Copy each line containing the word "Need" from the records that follow, please.

*INPUT:*
★ ★ ★ ★ ★

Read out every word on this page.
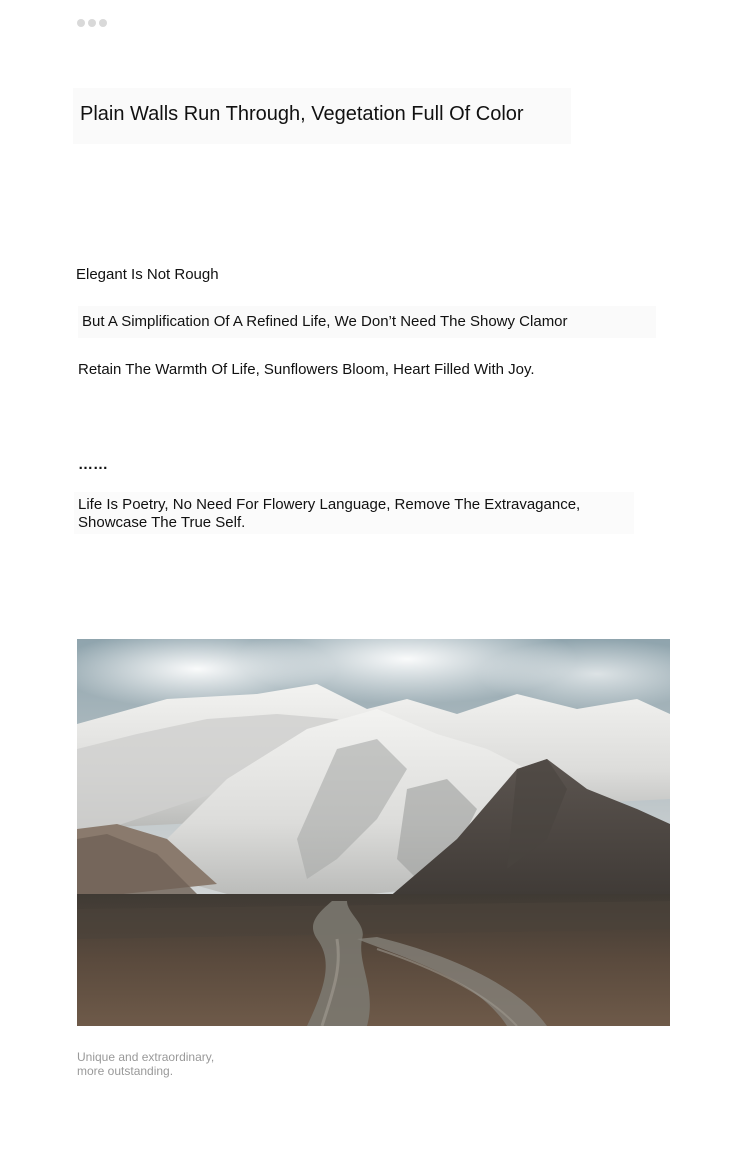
Plain Walls Run Through, Vegetation Full Of Color

Elegant Is Not Rough

But A Simplification Of A Refined Life, We Don’t Need The Showy Clamor

Retain The Warmth Of Life, Sunflowers Bloom, Heart Filled With Joy.

……

Life Is Poetry, No Need For Flowery Language, Remove The Extravagance, Showcase The True Self.

Unique and extraordinary,
more outstanding.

★ ★ ★ ★ ★

*WRITTEN ANSWER:*
But A Simplification Of A Refined Life, We Don’t Need The Showy Clamor
Life Is Poetry, No Need For Flowery Language, Remove The Extravagance, Showcase The True Self.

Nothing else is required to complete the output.